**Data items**
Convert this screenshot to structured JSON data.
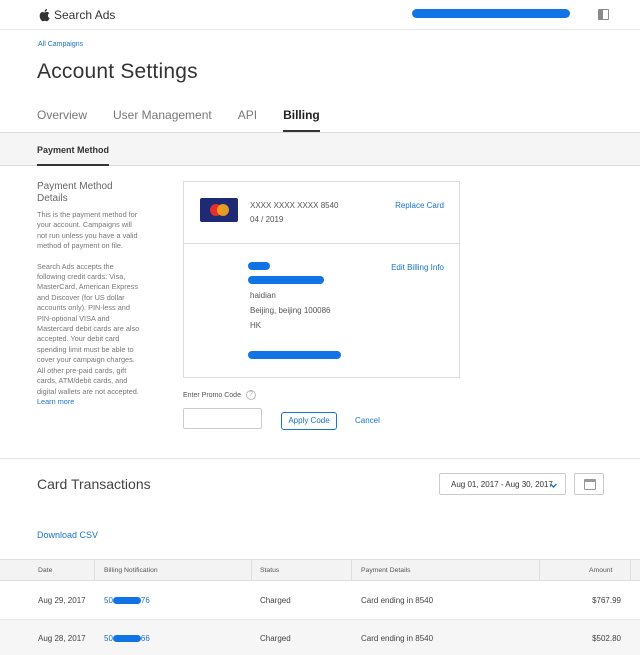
{
  "app": {
    "name": "Search Ads"
  },
  "breadcrumb": "All Campaigns",
  "page_title": "Account Settings",
  "tabs": [
    {
      "label": "Overview"
    },
    {
      "label": "User Management"
    },
    {
      "label": "API"
    },
    {
      "label": "Billing"
    }
  ],
  "subtab": "Payment Method",
  "payment_method": {
    "title": "Payment Method Details",
    "desc_1": "This is the payment method for your account. Campaigns will not run unless you have a valid method of payment on file.",
    "desc_2": "Search Ads accepts the following credit cards: Visa, MasterCard, American Express and Discover (for US dollar accounts only). PIN-less and PIN-optional VISA and Mastercard debit cards are also accepted. Your debit card spending limit must be able to cover your campaign charges. All other pre-paid cards, gift cards, ATM/debit cards, and digital wallets are not accepted.",
    "learn_more": "Learn more",
    "card_brand": "MasterCard",
    "card_number": "XXXX XXXX XXXX 8540",
    "card_expiry": "04 / 2019",
    "replace_label": "Replace Card",
    "edit_label": "Edit Billing Info",
    "address_line_1": "haidian",
    "address_line_2": "Beijing, beijing 100086",
    "address_line_3": "HK"
  },
  "promo": {
    "label": "Enter Promo Code",
    "help_glyph": "?",
    "value": "",
    "apply_label": "Apply Code",
    "cancel_label": "Cancel"
  },
  "transactions": {
    "title": "Card Transactions",
    "date_range": "Aug 01, 2017 - Aug 30, 2017",
    "download_label": "Download CSV",
    "columns": [
      "Date",
      "Billing Notification",
      "Status",
      "Payment Details",
      "Amount"
    ],
    "rows": [
      {
        "date": "Aug 29, 2017",
        "notification_prefix": "50",
        "notification_suffix": "76",
        "status": "Charged",
        "details": "Card ending in 8540",
        "amount": "$767.99"
      },
      {
        "date": "Aug 28, 2017",
        "notification_prefix": "50",
        "notification_suffix": "66",
        "status": "Charged",
        "details": "Card ending in 8540",
        "amount": "$502.80"
      }
    ]
  },
  "colors": {
    "link": "#1a73c9",
    "redaction": "#1273e6"
  }
}
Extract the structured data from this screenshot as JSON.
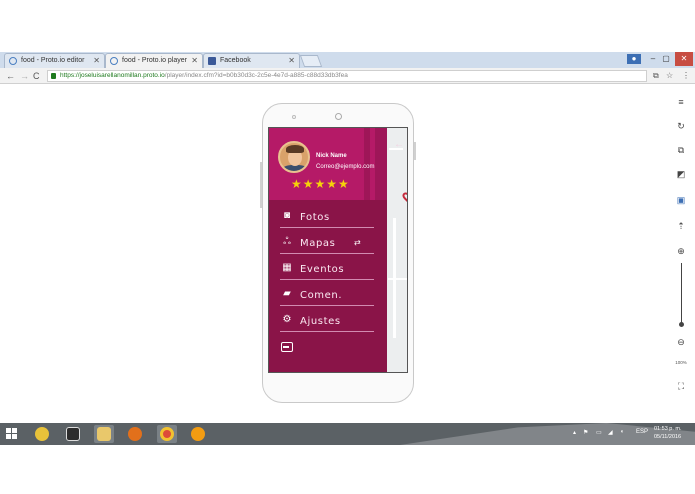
{
  "browser": {
    "tabs": [
      {
        "label": "food - Proto.io editor"
      },
      {
        "label": "food - Proto.io player"
      },
      {
        "label": "Facebook"
      }
    ],
    "url_host": "https://joseluisarellanomillan.proto.io",
    "url_path": "/player/index.cfm?id=b0b30d3c-2c5e-4e7d-a885-c88d33db3fea",
    "window_controls": {
      "min": "–",
      "max": "▢",
      "close": "✕"
    }
  },
  "drawer": {
    "user_name": "Nick Name",
    "user_email": "Correo@ejemplo.com",
    "rating_stars": "★★★★★",
    "rating_value": 5,
    "back_arrow": "←",
    "items": [
      {
        "label": "Fotos",
        "icon": "camera-icon",
        "glyph": "📷"
      },
      {
        "label": "Mapas",
        "icon": "route-icon",
        "glyph": "ᨖ",
        "extra": "⇄"
      },
      {
        "label": "Eventos",
        "icon": "calendar-icon",
        "glyph": "▦"
      },
      {
        "label": "Comen.",
        "icon": "comments-icon",
        "glyph": "💬"
      },
      {
        "label": "Ajustes",
        "icon": "gear-icon",
        "glyph": "⚙"
      }
    ]
  },
  "right_panel": {
    "zoom_label": "100%"
  },
  "taskbar": {
    "language": "ESP",
    "time": "01:53 p. m.",
    "date": "05/11/2016"
  },
  "colors": {
    "drawer_bg": "#8a1448",
    "header_bg": "#b51a67",
    "star": "#f5d20a",
    "accent_pin": "#c62b3c"
  }
}
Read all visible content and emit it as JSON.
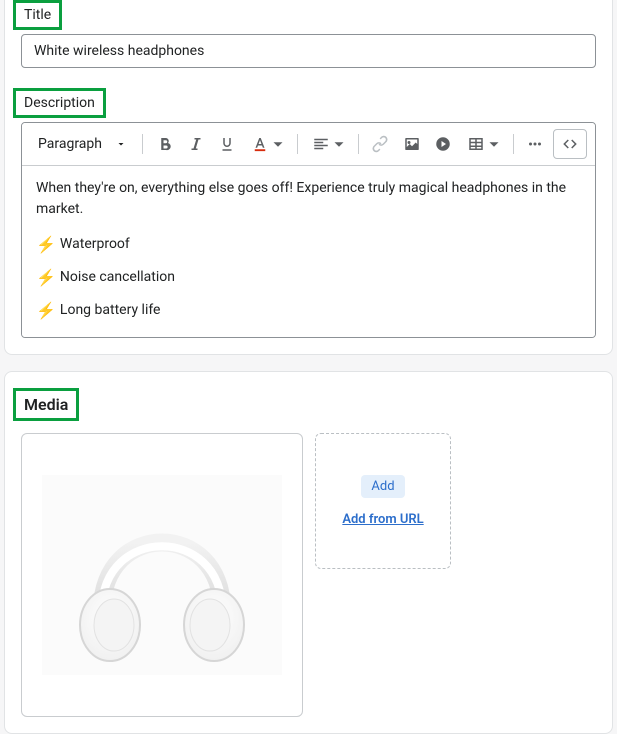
{
  "title": {
    "label": "Title",
    "value": "White wireless headphones"
  },
  "description": {
    "label": "Description",
    "toolbar": {
      "paragraph": "Paragraph"
    },
    "body": {
      "intro": "When they're on, everything else goes off! Experience truly magical headphones in the market.",
      "features": [
        "Waterproof",
        "Noise cancellation",
        " Long battery life"
      ]
    }
  },
  "media": {
    "label": "Media",
    "add_label": "Add",
    "add_url_label": "Add from URL",
    "thumb_alt": "White wireless headphones product image"
  }
}
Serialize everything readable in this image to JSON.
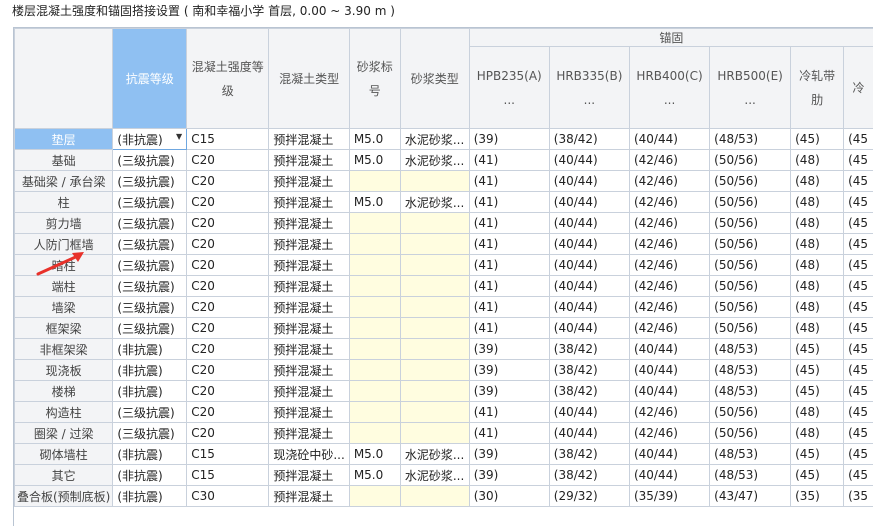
{
  "title": "楼层混凝土强度和锚固搭接设置 ( 南和幸福小学  首层, 0.00 ~ 3.90 m )",
  "headers": {
    "seismic": "抗震等级",
    "concrete_grade": "混凝土强度等级",
    "concrete_type": "混凝土类型",
    "mortar_grade": "砂浆标号",
    "mortar_type": "砂浆类型",
    "anchor_group": "锚固",
    "anchor_cols": [
      "HPB235(A)\n...",
      "HRB335(B)\n...",
      "HRB400(C)\n...",
      "HRB500(E)\n...",
      "冷轧带肋",
      "冷"
    ]
  },
  "rows": [
    {
      "name": "垫层",
      "seismic": "(非抗震)",
      "grade": "C15",
      "ctype": "预拌混凝土",
      "mgrade": "M5.0",
      "mtype": "水泥砂浆...",
      "a": [
        "(39)",
        "(38/42)",
        "(40/44)",
        "(48/53)",
        "(45)",
        "(45"
      ]
    },
    {
      "name": "基础",
      "seismic": "(三级抗震)",
      "grade": "C20",
      "ctype": "预拌混凝土",
      "mgrade": "M5.0",
      "mtype": "水泥砂浆...",
      "a": [
        "(41)",
        "(40/44)",
        "(42/46)",
        "(50/56)",
        "(48)",
        "(45"
      ]
    },
    {
      "name": "基础梁 / 承台梁",
      "seismic": "(三级抗震)",
      "grade": "C20",
      "ctype": "预拌混凝土",
      "mgrade": "",
      "mtype": "",
      "a": [
        "(41)",
        "(40/44)",
        "(42/46)",
        "(50/56)",
        "(48)",
        "(45"
      ]
    },
    {
      "name": "柱",
      "seismic": "(三级抗震)",
      "grade": "C20",
      "ctype": "预拌混凝土",
      "mgrade": "M5.0",
      "mtype": "水泥砂浆...",
      "a": [
        "(41)",
        "(40/44)",
        "(42/46)",
        "(50/56)",
        "(48)",
        "(45"
      ]
    },
    {
      "name": "剪力墙",
      "seismic": "(三级抗震)",
      "grade": "C20",
      "ctype": "预拌混凝土",
      "mgrade": "",
      "mtype": "",
      "a": [
        "(41)",
        "(40/44)",
        "(42/46)",
        "(50/56)",
        "(48)",
        "(45"
      ]
    },
    {
      "name": "人防门框墙",
      "seismic": "(三级抗震)",
      "grade": "C20",
      "ctype": "预拌混凝土",
      "mgrade": "",
      "mtype": "",
      "a": [
        "(41)",
        "(40/44)",
        "(42/46)",
        "(50/56)",
        "(48)",
        "(45"
      ]
    },
    {
      "name": "暗柱",
      "seismic": "(三级抗震)",
      "grade": "C20",
      "ctype": "预拌混凝土",
      "mgrade": "",
      "mtype": "",
      "a": [
        "(41)",
        "(40/44)",
        "(42/46)",
        "(50/56)",
        "(48)",
        "(45"
      ]
    },
    {
      "name": "端柱",
      "seismic": "(三级抗震)",
      "grade": "C20",
      "ctype": "预拌混凝土",
      "mgrade": "",
      "mtype": "",
      "a": [
        "(41)",
        "(40/44)",
        "(42/46)",
        "(50/56)",
        "(48)",
        "(45"
      ]
    },
    {
      "name": "墙梁",
      "seismic": "(三级抗震)",
      "grade": "C20",
      "ctype": "预拌混凝土",
      "mgrade": "",
      "mtype": "",
      "a": [
        "(41)",
        "(40/44)",
        "(42/46)",
        "(50/56)",
        "(48)",
        "(45"
      ]
    },
    {
      "name": "框架梁",
      "seismic": "(三级抗震)",
      "grade": "C20",
      "ctype": "预拌混凝土",
      "mgrade": "",
      "mtype": "",
      "a": [
        "(41)",
        "(40/44)",
        "(42/46)",
        "(50/56)",
        "(48)",
        "(45"
      ]
    },
    {
      "name": "非框架梁",
      "seismic": "(非抗震)",
      "grade": "C20",
      "ctype": "预拌混凝土",
      "mgrade": "",
      "mtype": "",
      "a": [
        "(39)",
        "(38/42)",
        "(40/44)",
        "(48/53)",
        "(45)",
        "(45"
      ]
    },
    {
      "name": "现浇板",
      "seismic": "(非抗震)",
      "grade": "C20",
      "ctype": "预拌混凝土",
      "mgrade": "",
      "mtype": "",
      "a": [
        "(39)",
        "(38/42)",
        "(40/44)",
        "(48/53)",
        "(45)",
        "(45"
      ]
    },
    {
      "name": "楼梯",
      "seismic": "(非抗震)",
      "grade": "C20",
      "ctype": "预拌混凝土",
      "mgrade": "",
      "mtype": "",
      "a": [
        "(39)",
        "(38/42)",
        "(40/44)",
        "(48/53)",
        "(45)",
        "(45"
      ]
    },
    {
      "name": "构造柱",
      "seismic": "(三级抗震)",
      "grade": "C20",
      "ctype": "预拌混凝土",
      "mgrade": "",
      "mtype": "",
      "a": [
        "(41)",
        "(40/44)",
        "(42/46)",
        "(50/56)",
        "(48)",
        "(45"
      ]
    },
    {
      "name": "圈梁 / 过梁",
      "seismic": "(三级抗震)",
      "grade": "C20",
      "ctype": "预拌混凝土",
      "mgrade": "",
      "mtype": "",
      "a": [
        "(41)",
        "(40/44)",
        "(42/46)",
        "(50/56)",
        "(48)",
        "(45"
      ]
    },
    {
      "name": "砌体墙柱",
      "seismic": "(非抗震)",
      "grade": "C15",
      "ctype": "现浇砼中砂...",
      "mgrade": "M5.0",
      "mtype": "水泥砂浆...",
      "a": [
        "(39)",
        "(38/42)",
        "(40/44)",
        "(48/53)",
        "(45)",
        "(45"
      ]
    },
    {
      "name": "其它",
      "seismic": "(非抗震)",
      "grade": "C15",
      "ctype": "预拌混凝土",
      "mgrade": "M5.0",
      "mtype": "水泥砂浆...",
      "a": [
        "(39)",
        "(38/42)",
        "(40/44)",
        "(48/53)",
        "(45)",
        "(45"
      ]
    },
    {
      "name": "叠合板(预制底板)",
      "seismic": "(非抗震)",
      "grade": "C30",
      "ctype": "预拌混凝土",
      "mgrade": "",
      "mtype": "",
      "a": [
        "(30)",
        "(29/32)",
        "(35/39)",
        "(43/47)",
        "(35)",
        "(35"
      ]
    }
  ],
  "colors": {
    "selected_header": "#8fc0f2",
    "empty_mortar": "#fffde0",
    "arrow": "#e8312a"
  },
  "icons": {
    "dropdown": "chevron-down-icon",
    "annotation": "red-arrow-icon"
  }
}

**Your task**
Return all lines containing "food".

**Expected output**
        "label": "food - Proto.io editor"
        "label": "food - Proto.io player"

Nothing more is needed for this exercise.